Search the records below for the word "ARUNDEL" and show every line where it occurs.

[Record list]:

·····

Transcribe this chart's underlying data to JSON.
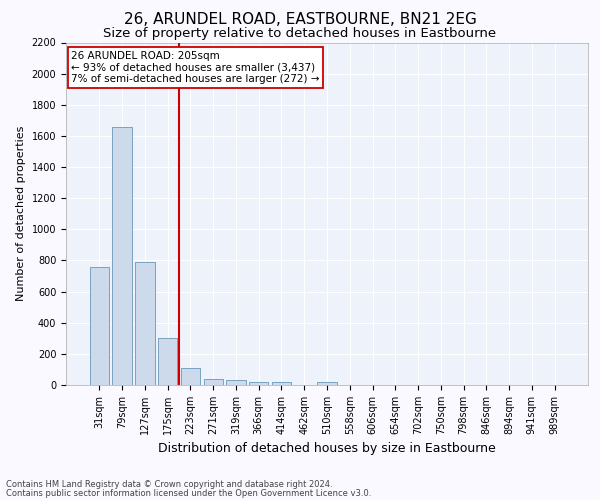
{
  "title": "26, ARUNDEL ROAD, EASTBOURNE, BN21 2EG",
  "subtitle": "Size of property relative to detached houses in Eastbourne",
  "xlabel": "Distribution of detached houses by size in Eastbourne",
  "ylabel": "Number of detached properties",
  "categories": [
    "31sqm",
    "79sqm",
    "127sqm",
    "175sqm",
    "223sqm",
    "271sqm",
    "319sqm",
    "366sqm",
    "414sqm",
    "462sqm",
    "510sqm",
    "558sqm",
    "606sqm",
    "654sqm",
    "702sqm",
    "750sqm",
    "798sqm",
    "846sqm",
    "894sqm",
    "941sqm",
    "989sqm"
  ],
  "values": [
    760,
    1660,
    790,
    300,
    110,
    40,
    30,
    20,
    20,
    0,
    20,
    0,
    0,
    0,
    0,
    0,
    0,
    0,
    0,
    0,
    0
  ],
  "bar_color": "#ccdaeb",
  "bar_edge_color": "#6699bb",
  "vline_color": "#cc0000",
  "vline_x_index": 3.5,
  "annotation_line1": "26 ARUNDEL ROAD: 205sqm",
  "annotation_line2": "← 93% of detached houses are smaller (3,437)",
  "annotation_line3": "7% of semi-detached houses are larger (272) →",
  "annotation_box_facecolor": "#ffffff",
  "annotation_box_edgecolor": "#cc0000",
  "ylim_max": 2200,
  "ytick_step": 200,
  "footer1": "Contains HM Land Registry data © Crown copyright and database right 2024.",
  "footer2": "Contains public sector information licensed under the Open Government Licence v3.0.",
  "plot_bg_color": "#eef2fb",
  "fig_bg_color": "#f9f9ff",
  "grid_color": "#ffffff",
  "title_fontsize": 11,
  "subtitle_fontsize": 9.5,
  "ylabel_fontsize": 8,
  "xlabel_fontsize": 9,
  "tick_fontsize": 7,
  "annot_fontsize": 7.5,
  "footer_fontsize": 6
}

·····

[Result for this task]:
  "title": "26, ARUNDEL ROAD, EASTBOURNE, BN21 2EG",
  "annotation_line1": "26 ARUNDEL ROAD: 205sqm",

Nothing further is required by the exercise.